OBJECTIVE
Every line that contains the word "title" should be copied.

GIVEN DATA
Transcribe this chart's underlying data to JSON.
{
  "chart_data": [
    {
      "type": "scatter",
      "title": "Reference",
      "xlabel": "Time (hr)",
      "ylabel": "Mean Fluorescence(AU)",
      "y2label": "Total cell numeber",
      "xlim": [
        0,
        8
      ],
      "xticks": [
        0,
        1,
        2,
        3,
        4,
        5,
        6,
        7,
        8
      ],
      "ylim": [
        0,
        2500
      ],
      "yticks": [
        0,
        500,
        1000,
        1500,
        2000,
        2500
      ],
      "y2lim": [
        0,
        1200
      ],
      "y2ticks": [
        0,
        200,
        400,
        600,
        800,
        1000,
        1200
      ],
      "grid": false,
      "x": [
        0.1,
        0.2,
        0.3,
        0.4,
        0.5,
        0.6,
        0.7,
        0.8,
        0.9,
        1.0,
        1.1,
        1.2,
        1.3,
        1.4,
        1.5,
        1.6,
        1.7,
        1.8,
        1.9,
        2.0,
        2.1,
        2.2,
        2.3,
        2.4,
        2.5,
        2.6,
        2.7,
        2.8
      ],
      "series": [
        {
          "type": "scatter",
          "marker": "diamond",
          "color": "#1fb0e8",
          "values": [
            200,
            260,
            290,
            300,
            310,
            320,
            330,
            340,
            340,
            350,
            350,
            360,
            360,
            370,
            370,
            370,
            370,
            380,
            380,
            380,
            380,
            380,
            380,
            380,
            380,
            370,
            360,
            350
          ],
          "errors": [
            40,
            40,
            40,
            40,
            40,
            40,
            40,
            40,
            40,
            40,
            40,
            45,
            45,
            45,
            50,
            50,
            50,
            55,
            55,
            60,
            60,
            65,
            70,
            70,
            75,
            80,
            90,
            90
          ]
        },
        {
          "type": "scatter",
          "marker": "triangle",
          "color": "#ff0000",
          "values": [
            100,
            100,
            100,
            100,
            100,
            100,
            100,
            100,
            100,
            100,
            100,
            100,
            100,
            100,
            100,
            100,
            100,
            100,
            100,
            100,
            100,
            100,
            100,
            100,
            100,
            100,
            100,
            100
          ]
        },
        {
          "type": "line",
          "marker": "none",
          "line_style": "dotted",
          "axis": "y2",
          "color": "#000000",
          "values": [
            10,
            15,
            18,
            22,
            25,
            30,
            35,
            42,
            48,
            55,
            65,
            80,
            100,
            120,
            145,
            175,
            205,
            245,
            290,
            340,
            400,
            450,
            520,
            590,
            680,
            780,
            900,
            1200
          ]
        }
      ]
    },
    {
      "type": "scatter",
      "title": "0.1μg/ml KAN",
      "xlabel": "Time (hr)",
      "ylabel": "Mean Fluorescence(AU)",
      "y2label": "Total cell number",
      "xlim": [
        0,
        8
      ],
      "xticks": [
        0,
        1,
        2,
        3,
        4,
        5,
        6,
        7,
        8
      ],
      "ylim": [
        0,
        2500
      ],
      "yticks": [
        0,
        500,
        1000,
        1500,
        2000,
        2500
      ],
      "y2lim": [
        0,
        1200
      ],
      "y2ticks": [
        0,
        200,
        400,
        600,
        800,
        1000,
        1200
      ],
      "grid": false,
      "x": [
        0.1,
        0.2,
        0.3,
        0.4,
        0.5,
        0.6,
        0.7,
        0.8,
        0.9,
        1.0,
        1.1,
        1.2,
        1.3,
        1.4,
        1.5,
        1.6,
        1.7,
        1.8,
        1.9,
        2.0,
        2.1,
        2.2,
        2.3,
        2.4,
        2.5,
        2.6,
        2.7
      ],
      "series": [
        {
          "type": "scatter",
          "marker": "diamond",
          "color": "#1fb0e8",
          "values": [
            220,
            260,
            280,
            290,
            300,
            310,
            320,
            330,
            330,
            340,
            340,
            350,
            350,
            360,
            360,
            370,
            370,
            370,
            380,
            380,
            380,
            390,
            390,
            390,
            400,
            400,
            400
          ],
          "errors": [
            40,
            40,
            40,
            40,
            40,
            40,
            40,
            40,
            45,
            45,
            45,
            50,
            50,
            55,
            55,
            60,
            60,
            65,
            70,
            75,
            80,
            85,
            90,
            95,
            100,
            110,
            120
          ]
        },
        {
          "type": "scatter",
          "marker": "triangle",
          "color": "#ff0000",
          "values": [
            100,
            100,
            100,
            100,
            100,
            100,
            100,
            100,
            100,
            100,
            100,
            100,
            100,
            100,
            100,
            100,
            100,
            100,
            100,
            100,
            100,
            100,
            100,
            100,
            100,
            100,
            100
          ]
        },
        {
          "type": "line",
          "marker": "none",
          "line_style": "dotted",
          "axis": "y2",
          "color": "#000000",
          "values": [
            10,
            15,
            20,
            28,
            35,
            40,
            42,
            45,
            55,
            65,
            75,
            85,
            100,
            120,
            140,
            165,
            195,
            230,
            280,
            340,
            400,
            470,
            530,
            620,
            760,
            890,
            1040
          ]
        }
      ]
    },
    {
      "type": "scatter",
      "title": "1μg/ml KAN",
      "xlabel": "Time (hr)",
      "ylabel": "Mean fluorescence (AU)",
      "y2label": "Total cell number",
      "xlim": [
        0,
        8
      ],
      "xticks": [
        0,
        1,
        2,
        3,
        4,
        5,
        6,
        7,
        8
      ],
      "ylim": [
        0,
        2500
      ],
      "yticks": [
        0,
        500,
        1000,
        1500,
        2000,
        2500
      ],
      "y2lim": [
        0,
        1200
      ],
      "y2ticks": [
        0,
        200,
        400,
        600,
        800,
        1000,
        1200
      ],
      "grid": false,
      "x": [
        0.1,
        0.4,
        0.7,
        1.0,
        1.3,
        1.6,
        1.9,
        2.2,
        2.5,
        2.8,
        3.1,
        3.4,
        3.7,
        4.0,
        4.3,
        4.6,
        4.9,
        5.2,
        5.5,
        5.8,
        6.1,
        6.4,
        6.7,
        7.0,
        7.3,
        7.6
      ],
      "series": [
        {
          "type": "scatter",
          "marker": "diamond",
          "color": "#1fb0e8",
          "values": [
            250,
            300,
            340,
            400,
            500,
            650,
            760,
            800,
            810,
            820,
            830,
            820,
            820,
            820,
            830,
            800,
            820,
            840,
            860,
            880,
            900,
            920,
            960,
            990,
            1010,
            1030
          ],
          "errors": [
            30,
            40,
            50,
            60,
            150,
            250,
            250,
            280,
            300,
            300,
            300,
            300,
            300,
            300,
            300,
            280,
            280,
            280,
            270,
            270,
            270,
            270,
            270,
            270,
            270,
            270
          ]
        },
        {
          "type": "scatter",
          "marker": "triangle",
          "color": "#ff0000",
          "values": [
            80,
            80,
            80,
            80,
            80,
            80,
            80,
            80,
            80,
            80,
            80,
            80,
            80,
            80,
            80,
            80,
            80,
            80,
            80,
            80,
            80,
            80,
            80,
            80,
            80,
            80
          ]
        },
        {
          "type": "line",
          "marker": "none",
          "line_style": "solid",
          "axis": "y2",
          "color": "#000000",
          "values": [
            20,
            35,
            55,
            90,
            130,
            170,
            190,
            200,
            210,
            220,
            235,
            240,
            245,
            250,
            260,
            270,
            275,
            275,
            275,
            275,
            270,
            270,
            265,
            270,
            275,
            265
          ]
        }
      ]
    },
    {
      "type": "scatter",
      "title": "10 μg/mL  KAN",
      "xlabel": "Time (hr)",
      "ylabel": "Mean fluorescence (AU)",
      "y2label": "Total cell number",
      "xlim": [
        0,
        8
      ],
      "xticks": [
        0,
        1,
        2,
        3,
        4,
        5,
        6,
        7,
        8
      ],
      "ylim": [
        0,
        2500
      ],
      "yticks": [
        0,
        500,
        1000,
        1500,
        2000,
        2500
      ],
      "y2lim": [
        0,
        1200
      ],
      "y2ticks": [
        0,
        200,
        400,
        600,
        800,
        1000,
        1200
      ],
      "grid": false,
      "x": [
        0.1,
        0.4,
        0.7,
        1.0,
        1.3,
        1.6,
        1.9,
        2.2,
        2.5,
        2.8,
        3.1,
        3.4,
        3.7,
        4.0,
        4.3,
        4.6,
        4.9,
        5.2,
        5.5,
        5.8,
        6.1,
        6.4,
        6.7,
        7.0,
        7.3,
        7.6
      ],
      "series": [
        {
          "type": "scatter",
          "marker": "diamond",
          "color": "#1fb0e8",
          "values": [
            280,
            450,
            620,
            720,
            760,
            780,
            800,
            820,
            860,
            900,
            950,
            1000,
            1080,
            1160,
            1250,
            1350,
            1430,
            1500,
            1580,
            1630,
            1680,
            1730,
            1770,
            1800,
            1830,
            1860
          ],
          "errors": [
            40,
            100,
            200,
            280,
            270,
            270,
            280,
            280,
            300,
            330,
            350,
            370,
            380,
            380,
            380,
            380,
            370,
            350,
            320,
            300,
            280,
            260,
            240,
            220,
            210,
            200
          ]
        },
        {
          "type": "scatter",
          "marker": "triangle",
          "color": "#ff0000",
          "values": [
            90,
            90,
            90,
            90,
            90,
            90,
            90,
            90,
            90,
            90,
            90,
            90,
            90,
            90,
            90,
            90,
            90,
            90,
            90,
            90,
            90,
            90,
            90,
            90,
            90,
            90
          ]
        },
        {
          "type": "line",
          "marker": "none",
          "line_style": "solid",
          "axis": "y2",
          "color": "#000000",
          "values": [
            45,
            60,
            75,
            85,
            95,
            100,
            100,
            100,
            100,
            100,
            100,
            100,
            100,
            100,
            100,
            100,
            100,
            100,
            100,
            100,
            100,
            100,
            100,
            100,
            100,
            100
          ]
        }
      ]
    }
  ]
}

RESPONSE
      "title": "Reference",
      "title": "0.1μg/ml KAN",
      "title": "1μg/ml KAN",
      "title": "10 μg/mL  KAN",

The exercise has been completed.